Stored data entries
● ● ●
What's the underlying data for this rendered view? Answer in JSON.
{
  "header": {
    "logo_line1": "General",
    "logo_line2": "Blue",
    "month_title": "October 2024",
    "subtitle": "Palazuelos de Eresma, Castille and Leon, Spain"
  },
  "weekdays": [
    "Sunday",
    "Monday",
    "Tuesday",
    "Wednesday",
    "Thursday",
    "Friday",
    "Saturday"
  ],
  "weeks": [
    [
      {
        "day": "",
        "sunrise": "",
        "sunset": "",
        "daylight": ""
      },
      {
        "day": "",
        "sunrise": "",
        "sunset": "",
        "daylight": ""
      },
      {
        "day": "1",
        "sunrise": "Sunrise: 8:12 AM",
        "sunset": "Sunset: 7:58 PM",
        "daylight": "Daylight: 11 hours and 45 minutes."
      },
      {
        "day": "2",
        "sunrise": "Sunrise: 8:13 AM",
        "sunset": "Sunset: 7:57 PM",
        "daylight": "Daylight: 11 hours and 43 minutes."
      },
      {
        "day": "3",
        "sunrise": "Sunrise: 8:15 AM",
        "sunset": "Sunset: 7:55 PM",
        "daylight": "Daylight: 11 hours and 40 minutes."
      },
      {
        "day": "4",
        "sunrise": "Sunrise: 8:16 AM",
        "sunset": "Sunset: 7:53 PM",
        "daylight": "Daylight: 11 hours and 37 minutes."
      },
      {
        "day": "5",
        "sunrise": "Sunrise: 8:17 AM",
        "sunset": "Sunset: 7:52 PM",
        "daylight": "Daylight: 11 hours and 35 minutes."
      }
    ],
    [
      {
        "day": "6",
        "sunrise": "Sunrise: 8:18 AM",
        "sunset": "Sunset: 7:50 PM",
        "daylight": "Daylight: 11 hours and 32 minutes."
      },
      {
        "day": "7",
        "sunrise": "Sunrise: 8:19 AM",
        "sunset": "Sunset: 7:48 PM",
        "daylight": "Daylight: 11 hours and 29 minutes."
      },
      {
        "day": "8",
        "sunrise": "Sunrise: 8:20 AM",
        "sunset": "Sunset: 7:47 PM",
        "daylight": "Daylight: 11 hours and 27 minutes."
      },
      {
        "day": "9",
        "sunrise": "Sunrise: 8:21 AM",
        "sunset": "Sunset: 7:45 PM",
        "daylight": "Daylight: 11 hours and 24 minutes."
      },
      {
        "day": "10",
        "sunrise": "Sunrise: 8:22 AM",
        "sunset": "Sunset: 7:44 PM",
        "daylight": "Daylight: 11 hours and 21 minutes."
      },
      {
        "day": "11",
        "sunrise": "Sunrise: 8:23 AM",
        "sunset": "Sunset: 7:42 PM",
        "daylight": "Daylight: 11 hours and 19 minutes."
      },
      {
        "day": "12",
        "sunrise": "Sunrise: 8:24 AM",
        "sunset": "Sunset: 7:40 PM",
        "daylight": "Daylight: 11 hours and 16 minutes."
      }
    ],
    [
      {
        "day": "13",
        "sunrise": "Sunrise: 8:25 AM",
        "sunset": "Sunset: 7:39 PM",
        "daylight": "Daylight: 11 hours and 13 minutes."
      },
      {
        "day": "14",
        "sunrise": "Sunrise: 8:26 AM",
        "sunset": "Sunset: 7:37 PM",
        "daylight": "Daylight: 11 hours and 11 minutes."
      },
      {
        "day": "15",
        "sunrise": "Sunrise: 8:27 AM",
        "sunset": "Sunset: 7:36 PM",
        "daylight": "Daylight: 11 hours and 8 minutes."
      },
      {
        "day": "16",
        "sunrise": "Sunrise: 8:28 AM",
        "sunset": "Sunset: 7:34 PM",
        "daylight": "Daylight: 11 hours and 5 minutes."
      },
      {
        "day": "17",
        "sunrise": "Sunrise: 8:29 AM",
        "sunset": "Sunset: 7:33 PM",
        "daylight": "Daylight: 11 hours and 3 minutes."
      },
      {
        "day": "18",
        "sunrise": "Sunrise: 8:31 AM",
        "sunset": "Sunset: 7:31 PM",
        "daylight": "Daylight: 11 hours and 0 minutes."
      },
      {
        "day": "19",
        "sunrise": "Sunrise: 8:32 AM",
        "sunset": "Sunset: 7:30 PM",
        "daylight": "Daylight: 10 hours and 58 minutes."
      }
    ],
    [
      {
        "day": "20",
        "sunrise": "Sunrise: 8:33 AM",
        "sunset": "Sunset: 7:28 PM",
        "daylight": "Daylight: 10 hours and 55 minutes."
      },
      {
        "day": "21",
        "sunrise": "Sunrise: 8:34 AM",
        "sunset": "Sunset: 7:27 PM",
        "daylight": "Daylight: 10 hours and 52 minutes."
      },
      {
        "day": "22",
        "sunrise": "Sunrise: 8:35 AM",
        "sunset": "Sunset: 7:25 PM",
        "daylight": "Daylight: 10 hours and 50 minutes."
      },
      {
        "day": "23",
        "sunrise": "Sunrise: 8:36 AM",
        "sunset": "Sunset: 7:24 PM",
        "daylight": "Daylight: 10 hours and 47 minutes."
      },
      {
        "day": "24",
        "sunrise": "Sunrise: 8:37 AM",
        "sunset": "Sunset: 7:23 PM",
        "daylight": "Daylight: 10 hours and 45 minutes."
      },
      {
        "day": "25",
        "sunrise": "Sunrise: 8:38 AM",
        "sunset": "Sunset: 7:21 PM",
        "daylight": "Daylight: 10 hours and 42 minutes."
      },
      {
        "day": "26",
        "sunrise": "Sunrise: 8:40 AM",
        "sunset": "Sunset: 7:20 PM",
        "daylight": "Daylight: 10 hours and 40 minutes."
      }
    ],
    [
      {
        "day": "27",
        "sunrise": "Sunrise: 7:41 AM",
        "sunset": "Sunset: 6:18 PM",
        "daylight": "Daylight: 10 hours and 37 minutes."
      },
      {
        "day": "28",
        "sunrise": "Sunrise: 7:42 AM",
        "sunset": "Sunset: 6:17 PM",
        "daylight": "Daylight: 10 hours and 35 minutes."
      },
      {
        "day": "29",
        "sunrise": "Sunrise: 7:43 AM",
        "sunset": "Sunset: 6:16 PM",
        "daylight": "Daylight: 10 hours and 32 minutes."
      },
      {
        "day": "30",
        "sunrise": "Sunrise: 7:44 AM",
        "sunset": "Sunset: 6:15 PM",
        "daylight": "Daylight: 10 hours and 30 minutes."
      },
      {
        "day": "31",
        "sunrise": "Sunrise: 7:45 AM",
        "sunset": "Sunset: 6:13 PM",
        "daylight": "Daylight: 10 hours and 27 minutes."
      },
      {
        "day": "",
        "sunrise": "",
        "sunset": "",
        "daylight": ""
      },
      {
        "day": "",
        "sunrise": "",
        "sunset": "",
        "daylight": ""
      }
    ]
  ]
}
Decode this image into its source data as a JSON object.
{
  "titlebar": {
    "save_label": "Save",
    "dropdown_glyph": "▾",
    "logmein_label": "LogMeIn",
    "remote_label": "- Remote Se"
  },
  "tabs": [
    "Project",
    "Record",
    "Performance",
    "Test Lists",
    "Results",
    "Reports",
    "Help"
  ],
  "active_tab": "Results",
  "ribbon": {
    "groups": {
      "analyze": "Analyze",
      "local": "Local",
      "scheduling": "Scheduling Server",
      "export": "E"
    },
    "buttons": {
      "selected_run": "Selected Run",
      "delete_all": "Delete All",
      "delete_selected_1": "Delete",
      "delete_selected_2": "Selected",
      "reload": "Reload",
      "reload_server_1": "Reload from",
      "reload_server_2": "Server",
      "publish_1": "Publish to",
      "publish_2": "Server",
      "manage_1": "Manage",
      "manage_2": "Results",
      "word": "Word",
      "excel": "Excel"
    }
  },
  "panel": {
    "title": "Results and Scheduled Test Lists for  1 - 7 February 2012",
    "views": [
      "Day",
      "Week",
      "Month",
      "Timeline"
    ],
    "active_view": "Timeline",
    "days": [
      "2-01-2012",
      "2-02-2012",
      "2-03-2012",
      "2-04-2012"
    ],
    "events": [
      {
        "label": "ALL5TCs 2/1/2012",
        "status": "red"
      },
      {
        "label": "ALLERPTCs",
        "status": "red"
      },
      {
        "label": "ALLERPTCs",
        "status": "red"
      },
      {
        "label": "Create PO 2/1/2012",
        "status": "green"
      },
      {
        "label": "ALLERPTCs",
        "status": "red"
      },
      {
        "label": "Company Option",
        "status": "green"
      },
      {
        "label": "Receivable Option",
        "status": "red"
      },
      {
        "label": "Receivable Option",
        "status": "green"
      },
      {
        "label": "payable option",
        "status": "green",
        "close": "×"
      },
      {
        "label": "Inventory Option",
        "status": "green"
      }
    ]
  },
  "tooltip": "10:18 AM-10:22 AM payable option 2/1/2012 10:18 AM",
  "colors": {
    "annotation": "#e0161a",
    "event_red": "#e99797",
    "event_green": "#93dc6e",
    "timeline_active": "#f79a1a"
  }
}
● ● ●
* **Work to be completed**:
Isolate the lines above that contain the word "Lists" and copy them.

* **Task solution**:
    "Test Lists",
    "title": "Results and Scheduled Test Lists for  1 - 7 February 2012",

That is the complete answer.